* WRITTEN PROBLEM A *
Reproduce the records exactly as they appear, from their first line through the line containing "document-body xyxy=(116,176,834,1203)", including both of those lines.

* SOURCE EXCERPT *
The steps in Change Management are:
- Note the change – what are you actually going to do?
- What are the repercussion – what effect will this Change have, who is going to be affected and when?
- Note the back out plan – if something goes wrong, can the Change be reverted back to the original configuration?
- Revise the policy – are you actually allowed to implement the Change – does your organisation support it?
- Inform impacted users – make sure that all users who will be affected are aware of this change so they don’t call you up saying their system is down
- Make the change/Do the work – disable (take down) services if required
- Inform users that change it is done
A while ago, Virgin Mobile was updating their CRM system which entailed a weekend outage that would affect a number of users and its services. Customers were aware of the change, and were encouraged to plan for this change. One of the services to be affected was mobile phone and SIM card activations. I purchased a phone during the upgrade weekend for my mum, which meant I couldn’t activate the phone. In the mean time, she wasn’t able to use her mobile phone. To make it even worse, Virgin Mobile had problems with the system upgrade, and the system was down for a further 1.5 days. A lot of customers, including myself where unhappy as the change took longer than it should have, and were impacted. Reports on forums, a lot of customers left Virgin Mobile due to it.

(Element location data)

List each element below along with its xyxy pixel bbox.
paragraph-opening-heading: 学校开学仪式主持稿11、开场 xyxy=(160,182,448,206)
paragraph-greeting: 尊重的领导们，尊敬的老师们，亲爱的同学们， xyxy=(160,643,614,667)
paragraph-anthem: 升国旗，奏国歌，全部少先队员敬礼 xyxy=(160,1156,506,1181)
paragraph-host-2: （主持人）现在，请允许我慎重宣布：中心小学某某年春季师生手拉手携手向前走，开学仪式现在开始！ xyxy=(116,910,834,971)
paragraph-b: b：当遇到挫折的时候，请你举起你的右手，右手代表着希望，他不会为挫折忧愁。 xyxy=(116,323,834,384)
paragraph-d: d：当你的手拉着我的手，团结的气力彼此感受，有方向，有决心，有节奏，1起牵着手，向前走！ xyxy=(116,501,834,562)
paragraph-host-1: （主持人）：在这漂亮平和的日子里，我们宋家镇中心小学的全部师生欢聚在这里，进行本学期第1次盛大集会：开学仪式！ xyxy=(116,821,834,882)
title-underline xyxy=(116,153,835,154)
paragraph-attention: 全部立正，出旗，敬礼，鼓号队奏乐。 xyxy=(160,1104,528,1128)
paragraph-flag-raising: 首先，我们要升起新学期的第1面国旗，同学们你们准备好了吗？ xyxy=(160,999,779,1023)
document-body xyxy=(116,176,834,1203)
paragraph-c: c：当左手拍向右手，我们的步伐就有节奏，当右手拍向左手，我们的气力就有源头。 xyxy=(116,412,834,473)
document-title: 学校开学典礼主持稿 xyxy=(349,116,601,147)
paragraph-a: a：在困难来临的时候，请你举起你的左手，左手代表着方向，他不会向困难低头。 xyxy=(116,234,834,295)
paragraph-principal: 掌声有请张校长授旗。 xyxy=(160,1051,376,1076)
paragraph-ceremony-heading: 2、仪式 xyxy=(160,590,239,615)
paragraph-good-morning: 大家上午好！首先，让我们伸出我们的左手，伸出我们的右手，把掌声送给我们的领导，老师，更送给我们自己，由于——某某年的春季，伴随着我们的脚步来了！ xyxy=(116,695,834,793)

* WRITTEN PROBLEM B *
Write out the passage on change management verbatim, from "The steps in" to "organisation support it?".

* COMPLETE OUTPUT A *
List each element below along with its xyxy pixel bbox.
paragraph-opening-heading: 学校开学仪式主持稿11、开场 xyxy=(160,182,448,206)
paragraph-greeting: 尊重的领导们，尊敬的老师们，亲爱的同学们， xyxy=(160,643,614,667)
paragraph-anthem: 升国旗，奏国歌，全部少先队员敬礼 xyxy=(160,1156,506,1181)
paragraph-host-2: （主持人）现在，请允许我慎重宣布：中心小学某某年春季师生手拉手携手向前走，开学仪式现在开始！ xyxy=(116,910,834,971)
paragraph-b: b：当遇到挫折的时候，请你举起你的右手，右手代表着希望，他不会为挫折忧愁。 xyxy=(116,323,834,384)
paragraph-d: d：当你的手拉着我的手，团结的气力彼此感受，有方向，有决心，有节奏，1起牵着手，向前走！ xyxy=(116,501,834,562)
paragraph-host-1: （主持人）：在这漂亮平和的日子里，我们宋家镇中心小学的全部师生欢聚在这里，进行本学期第1次盛大集会：开学仪式！ xyxy=(116,821,834,882)
title-underline xyxy=(116,153,835,154)
paragraph-attention: 全部立正，出旗，敬礼，鼓号队奏乐。 xyxy=(160,1104,528,1128)
paragraph-flag-raising: 首先，我们要升起新学期的第1面国旗，同学们你们准备好了吗？ xyxy=(160,999,779,1023)
document-body xyxy=(116,176,834,1203)

* COMPLETE OUTPUT B *
The steps in Change Management are:
- Note the change – what are you actually going to do?
- What are the repercussion – what effect will this Change have, who is going to be affected and when?
- Note the back out plan – if something goes wrong, can the Change be reverted back to the original configuration?
- Revise the policy – are you actually allowed to implement the Change – does your organisation support it?